**Required work**
The records below must be copied in full; omit the images.

**Material**

※ ※ ※

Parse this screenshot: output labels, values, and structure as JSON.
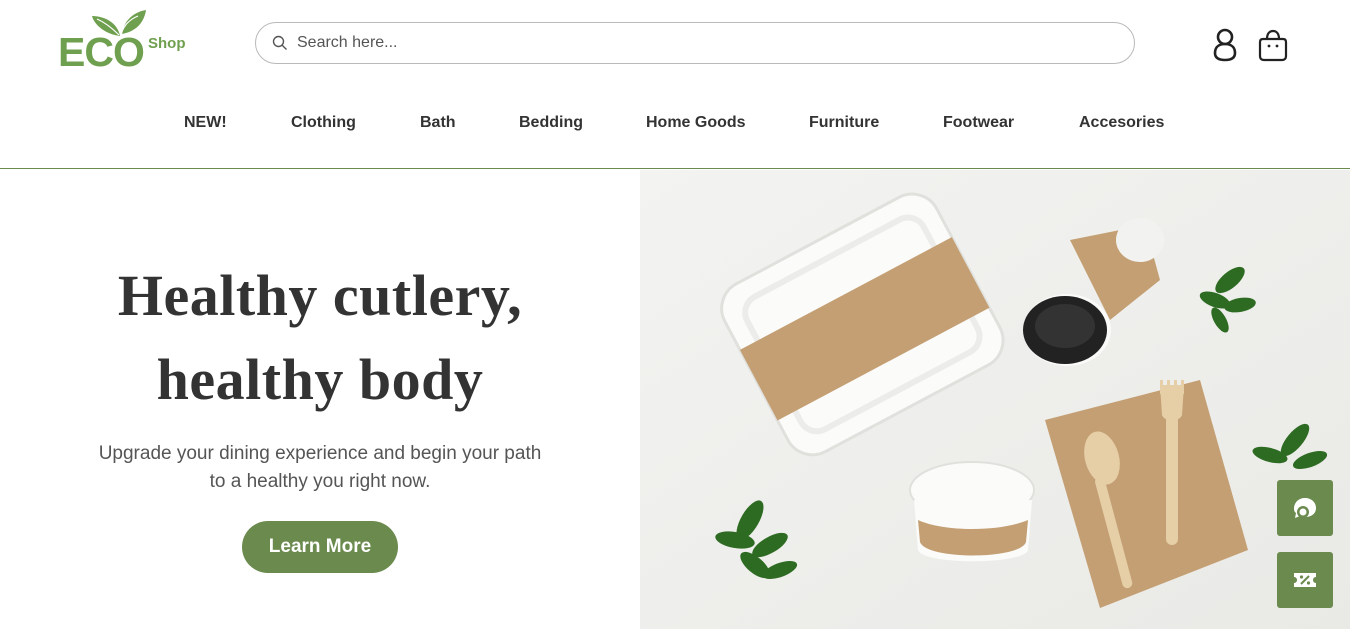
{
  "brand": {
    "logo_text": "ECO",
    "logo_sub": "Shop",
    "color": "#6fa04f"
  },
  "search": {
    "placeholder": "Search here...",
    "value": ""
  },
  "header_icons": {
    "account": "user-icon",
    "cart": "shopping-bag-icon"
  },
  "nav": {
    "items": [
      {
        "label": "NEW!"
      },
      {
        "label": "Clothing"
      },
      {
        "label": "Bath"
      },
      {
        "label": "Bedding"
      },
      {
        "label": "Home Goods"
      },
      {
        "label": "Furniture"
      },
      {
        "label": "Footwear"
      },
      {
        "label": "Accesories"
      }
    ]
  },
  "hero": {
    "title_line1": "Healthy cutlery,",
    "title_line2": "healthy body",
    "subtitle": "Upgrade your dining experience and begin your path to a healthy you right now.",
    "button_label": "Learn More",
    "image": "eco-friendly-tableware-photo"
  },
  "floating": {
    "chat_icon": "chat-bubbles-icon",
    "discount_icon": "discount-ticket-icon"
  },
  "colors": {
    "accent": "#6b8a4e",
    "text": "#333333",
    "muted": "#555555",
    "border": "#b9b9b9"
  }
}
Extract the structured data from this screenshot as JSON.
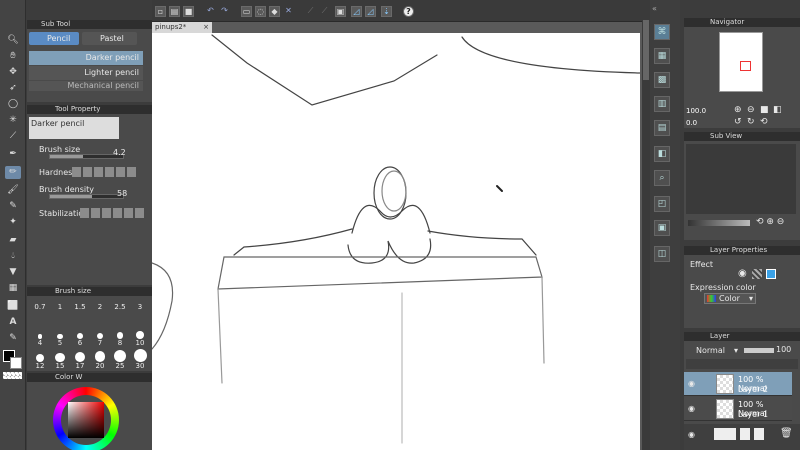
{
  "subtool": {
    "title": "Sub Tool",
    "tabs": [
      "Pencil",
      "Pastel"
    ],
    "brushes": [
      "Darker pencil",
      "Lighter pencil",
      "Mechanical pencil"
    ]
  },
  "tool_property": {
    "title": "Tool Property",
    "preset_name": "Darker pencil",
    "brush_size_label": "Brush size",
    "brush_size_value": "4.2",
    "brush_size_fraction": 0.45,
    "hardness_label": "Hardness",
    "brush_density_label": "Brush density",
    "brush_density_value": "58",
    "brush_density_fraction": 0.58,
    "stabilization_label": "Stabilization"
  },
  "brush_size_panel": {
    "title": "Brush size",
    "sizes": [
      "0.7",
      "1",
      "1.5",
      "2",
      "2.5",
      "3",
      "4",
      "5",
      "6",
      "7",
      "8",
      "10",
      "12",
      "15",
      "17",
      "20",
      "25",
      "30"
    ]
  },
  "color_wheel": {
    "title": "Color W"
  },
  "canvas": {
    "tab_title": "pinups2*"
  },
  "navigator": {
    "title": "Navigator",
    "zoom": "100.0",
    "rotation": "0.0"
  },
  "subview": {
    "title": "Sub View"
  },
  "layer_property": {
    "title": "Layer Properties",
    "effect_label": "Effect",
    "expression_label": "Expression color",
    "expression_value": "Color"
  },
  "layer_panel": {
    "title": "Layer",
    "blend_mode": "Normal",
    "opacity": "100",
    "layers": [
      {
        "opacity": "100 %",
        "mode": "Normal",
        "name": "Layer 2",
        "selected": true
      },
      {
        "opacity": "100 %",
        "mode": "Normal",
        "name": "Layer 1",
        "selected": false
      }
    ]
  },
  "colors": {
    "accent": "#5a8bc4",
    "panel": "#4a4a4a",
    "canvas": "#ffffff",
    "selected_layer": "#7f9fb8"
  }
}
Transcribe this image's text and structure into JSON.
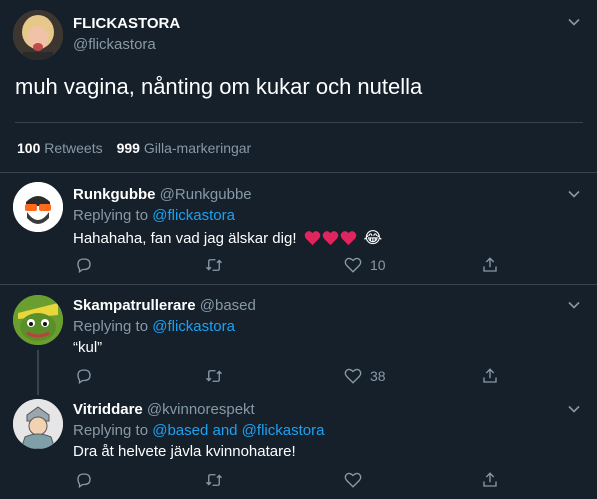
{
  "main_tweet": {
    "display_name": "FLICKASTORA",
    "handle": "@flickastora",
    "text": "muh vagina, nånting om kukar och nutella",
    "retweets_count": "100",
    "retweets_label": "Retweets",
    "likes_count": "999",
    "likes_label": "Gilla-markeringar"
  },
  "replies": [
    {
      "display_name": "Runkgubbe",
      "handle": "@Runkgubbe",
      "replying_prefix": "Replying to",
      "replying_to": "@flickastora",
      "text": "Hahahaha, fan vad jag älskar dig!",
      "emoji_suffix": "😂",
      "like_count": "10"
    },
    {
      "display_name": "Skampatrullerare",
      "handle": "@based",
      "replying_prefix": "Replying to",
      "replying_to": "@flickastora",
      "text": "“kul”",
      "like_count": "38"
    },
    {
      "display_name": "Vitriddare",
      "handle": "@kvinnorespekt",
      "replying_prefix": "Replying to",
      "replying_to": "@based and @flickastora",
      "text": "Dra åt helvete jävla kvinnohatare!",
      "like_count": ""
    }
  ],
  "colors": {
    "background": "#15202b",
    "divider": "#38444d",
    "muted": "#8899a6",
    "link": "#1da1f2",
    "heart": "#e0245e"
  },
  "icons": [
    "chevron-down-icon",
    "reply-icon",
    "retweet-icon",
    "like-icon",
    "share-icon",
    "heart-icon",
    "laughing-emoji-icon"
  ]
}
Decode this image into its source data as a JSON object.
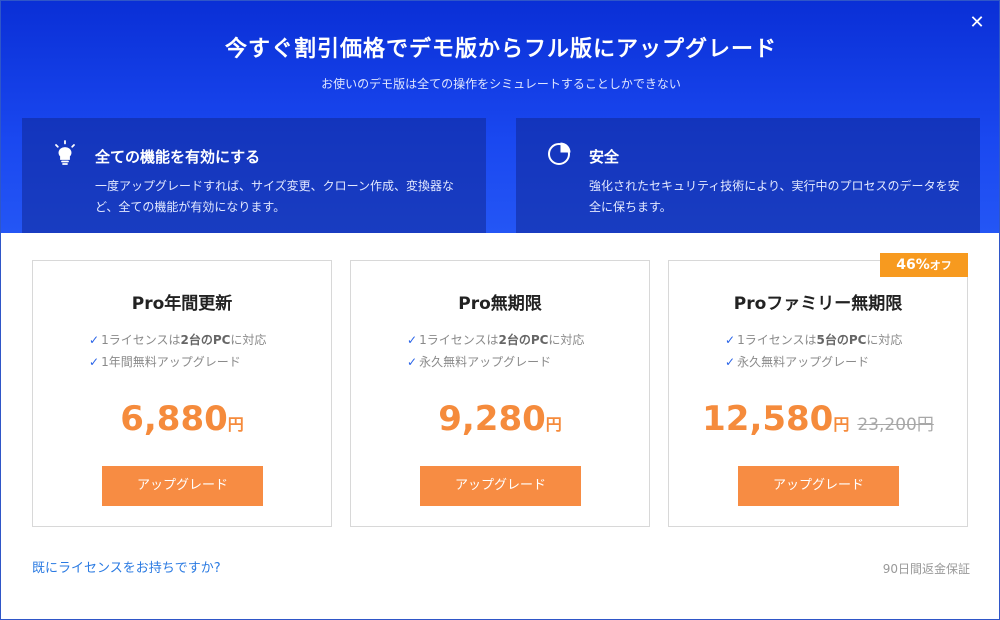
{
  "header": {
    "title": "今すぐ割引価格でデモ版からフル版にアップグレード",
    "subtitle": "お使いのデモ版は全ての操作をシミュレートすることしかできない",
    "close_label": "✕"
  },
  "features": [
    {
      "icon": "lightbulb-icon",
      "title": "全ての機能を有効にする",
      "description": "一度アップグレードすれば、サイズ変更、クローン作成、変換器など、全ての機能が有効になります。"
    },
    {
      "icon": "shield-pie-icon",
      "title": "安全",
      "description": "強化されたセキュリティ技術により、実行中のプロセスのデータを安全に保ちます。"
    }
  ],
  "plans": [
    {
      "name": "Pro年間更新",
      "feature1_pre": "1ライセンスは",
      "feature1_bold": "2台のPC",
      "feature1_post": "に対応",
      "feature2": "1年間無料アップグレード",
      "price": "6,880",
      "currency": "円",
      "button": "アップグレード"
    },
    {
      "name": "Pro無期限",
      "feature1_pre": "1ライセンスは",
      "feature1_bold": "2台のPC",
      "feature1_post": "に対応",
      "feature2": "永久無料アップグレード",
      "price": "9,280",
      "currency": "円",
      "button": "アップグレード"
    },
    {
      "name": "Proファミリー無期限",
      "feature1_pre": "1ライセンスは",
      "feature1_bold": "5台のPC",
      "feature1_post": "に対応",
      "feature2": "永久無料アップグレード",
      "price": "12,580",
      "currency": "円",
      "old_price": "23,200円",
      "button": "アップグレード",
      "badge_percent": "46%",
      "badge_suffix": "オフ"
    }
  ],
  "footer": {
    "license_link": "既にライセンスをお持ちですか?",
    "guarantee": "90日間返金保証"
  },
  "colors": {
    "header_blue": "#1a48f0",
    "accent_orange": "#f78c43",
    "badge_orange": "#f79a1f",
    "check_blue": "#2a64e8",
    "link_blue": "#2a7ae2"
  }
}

※ ※ ※

**Complete output**
Parse this screenshot: output labels, values, and structure as JSON.
{
  "brand": {
    "logo_text": "ECO",
    "logo_sub": "Shop",
    "color": "#6fa04f"
  },
  "search": {
    "placeholder": "Search here...",
    "value": ""
  },
  "header_icons": {
    "account": "user-icon",
    "cart": "shopping-bag-icon"
  },
  "nav": {
    "items": [
      {
        "label": "NEW!"
      },
      {
        "label": "Clothing"
      },
      {
        "label": "Bath"
      },
      {
        "label": "Bedding"
      },
      {
        "label": "Home Goods"
      },
      {
        "label": "Furniture"
      },
      {
        "label": "Footwear"
      },
      {
        "label": "Accesories"
      }
    ]
  },
  "hero": {
    "title_line1": "Healthy cutlery,",
    "title_line2": "healthy body",
    "subtitle": "Upgrade your dining experience and begin your path to a healthy you right now.",
    "button_label": "Learn More",
    "image": "eco-friendly-tableware-photo"
  },
  "floating": {
    "chat_icon": "chat-bubbles-icon",
    "discount_icon": "discount-ticket-icon"
  },
  "colors": {
    "accent": "#6b8a4e",
    "text": "#333333",
    "muted": "#555555",
    "border": "#b9b9b9"
  }
}
Extract the structured data from this screenshot as JSON.
{
  "subtool": {
    "title": "Sub Tool",
    "tabs": [
      "Pencil",
      "Pastel"
    ],
    "brushes": [
      "Darker pencil",
      "Lighter pencil",
      "Mechanical pencil"
    ]
  },
  "tool_property": {
    "title": "Tool Property",
    "preset_name": "Darker pencil",
    "brush_size_label": "Brush size",
    "brush_size_value": "4.2",
    "brush_size_fraction": 0.45,
    "hardness_label": "Hardness",
    "brush_density_label": "Brush density",
    "brush_density_value": "58",
    "brush_density_fraction": 0.58,
    "stabilization_label": "Stabilization"
  },
  "brush_size_panel": {
    "title": "Brush size",
    "sizes": [
      "0.7",
      "1",
      "1.5",
      "2",
      "2.5",
      "3",
      "4",
      "5",
      "6",
      "7",
      "8",
      "10",
      "12",
      "15",
      "17",
      "20",
      "25",
      "30"
    ]
  },
  "color_wheel": {
    "title": "Color W"
  },
  "canvas": {
    "tab_title": "pinups2*"
  },
  "navigator": {
    "title": "Navigator",
    "zoom": "100.0",
    "rotation": "0.0"
  },
  "subview": {
    "title": "Sub View"
  },
  "layer_property": {
    "title": "Layer Properties",
    "effect_label": "Effect",
    "expression_label": "Expression color",
    "expression_value": "Color"
  },
  "layer_panel": {
    "title": "Layer",
    "blend_mode": "Normal",
    "opacity": "100",
    "layers": [
      {
        "opacity": "100 %",
        "mode": "Normal",
        "name": "Layer 2",
        "selected": true
      },
      {
        "opacity": "100 %",
        "mode": "Normal",
        "name": "Layer 1",
        "selected": false
      }
    ]
  },
  "colors": {
    "accent": "#5a8bc4",
    "panel": "#4a4a4a",
    "canvas": "#ffffff",
    "selected_layer": "#7f9fb8"
  }
}
Transcribe this image's text and structure into JSON.
{
  "main_tweet": {
    "display_name": "FLICKASTORA",
    "handle": "@flickastora",
    "text": "muh vagina, nånting om kukar och nutella",
    "retweets_count": "100",
    "retweets_label": "Retweets",
    "likes_count": "999",
    "likes_label": "Gilla-markeringar"
  },
  "replies": [
    {
      "display_name": "Runkgubbe",
      "handle": "@Runkgubbe",
      "replying_prefix": "Replying to",
      "replying_to": "@flickastora",
      "text": "Hahahaha, fan vad jag älskar dig!",
      "emoji_suffix": "😂",
      "like_count": "10"
    },
    {
      "display_name": "Skampatrullerare",
      "handle": "@based",
      "replying_prefix": "Replying to",
      "replying_to": "@flickastora",
      "text": "“kul”",
      "like_count": "38"
    },
    {
      "display_name": "Vitriddare",
      "handle": "@kvinnorespekt",
      "replying_prefix": "Replying to",
      "replying_to": "@based and @flickastora",
      "text": "Dra åt helvete jävla kvinnohatare!",
      "like_count": ""
    }
  ],
  "colors": {
    "background": "#15202b",
    "divider": "#38444d",
    "muted": "#8899a6",
    "link": "#1da1f2",
    "heart": "#e0245e"
  },
  "icons": [
    "chevron-down-icon",
    "reply-icon",
    "retweet-icon",
    "like-icon",
    "share-icon",
    "heart-icon",
    "laughing-emoji-icon"
  ]
}
Decode this image into its source data as a JSON object.
{
  "header": {
    "title": "今すぐ割引価格でデモ版からフル版にアップグレード",
    "subtitle": "お使いのデモ版は全ての操作をシミュレートすることしかできない",
    "close_label": "✕"
  },
  "features": [
    {
      "icon": "lightbulb-icon",
      "title": "全ての機能を有効にする",
      "description": "一度アップグレードすれば、サイズ変更、クローン作成、変換器など、全ての機能が有効になります。"
    },
    {
      "icon": "shield-pie-icon",
      "title": "安全",
      "description": "強化されたセキュリティ技術により、実行中のプロセスのデータを安全に保ちます。"
    }
  ],
  "plans": [
    {
      "name": "Pro年間更新",
      "feature1_pre": "1ライセンスは",
      "feature1_bold": "2台のPC",
      "feature1_post": "に対応",
      "feature2": "1年間無料アップグレード",
      "price": "6,880",
      "currency": "円",
      "button": "アップグレード"
    },
    {
      "name": "Pro無期限",
      "feature1_pre": "1ライセンスは",
      "feature1_bold": "2台のPC",
      "feature1_post": "に対応",
      "feature2": "永久無料アップグレード",
      "price": "9,280",
      "currency": "円",
      "button": "アップグレード"
    },
    {
      "name": "Proファミリー無期限",
      "feature1_pre": "1ライセンスは",
      "feature1_bold": "5台のPC",
      "feature1_post": "に対応",
      "feature2": "永久無料アップグレード",
      "price": "12,580",
      "currency": "円",
      "old_price": "23,200円",
      "button": "アップグレード",
      "badge_percent": "46%",
      "badge_suffix": "オフ"
    }
  ],
  "footer": {
    "license_link": "既にライセンスをお持ちですか?",
    "guarantee": "90日間返金保証"
  },
  "colors": {
    "header_blue": "#1a48f0",
    "accent_orange": "#f78c43",
    "badge_orange": "#f79a1f",
    "check_blue": "#2a64e8",
    "link_blue": "#2a7ae2"
  }
}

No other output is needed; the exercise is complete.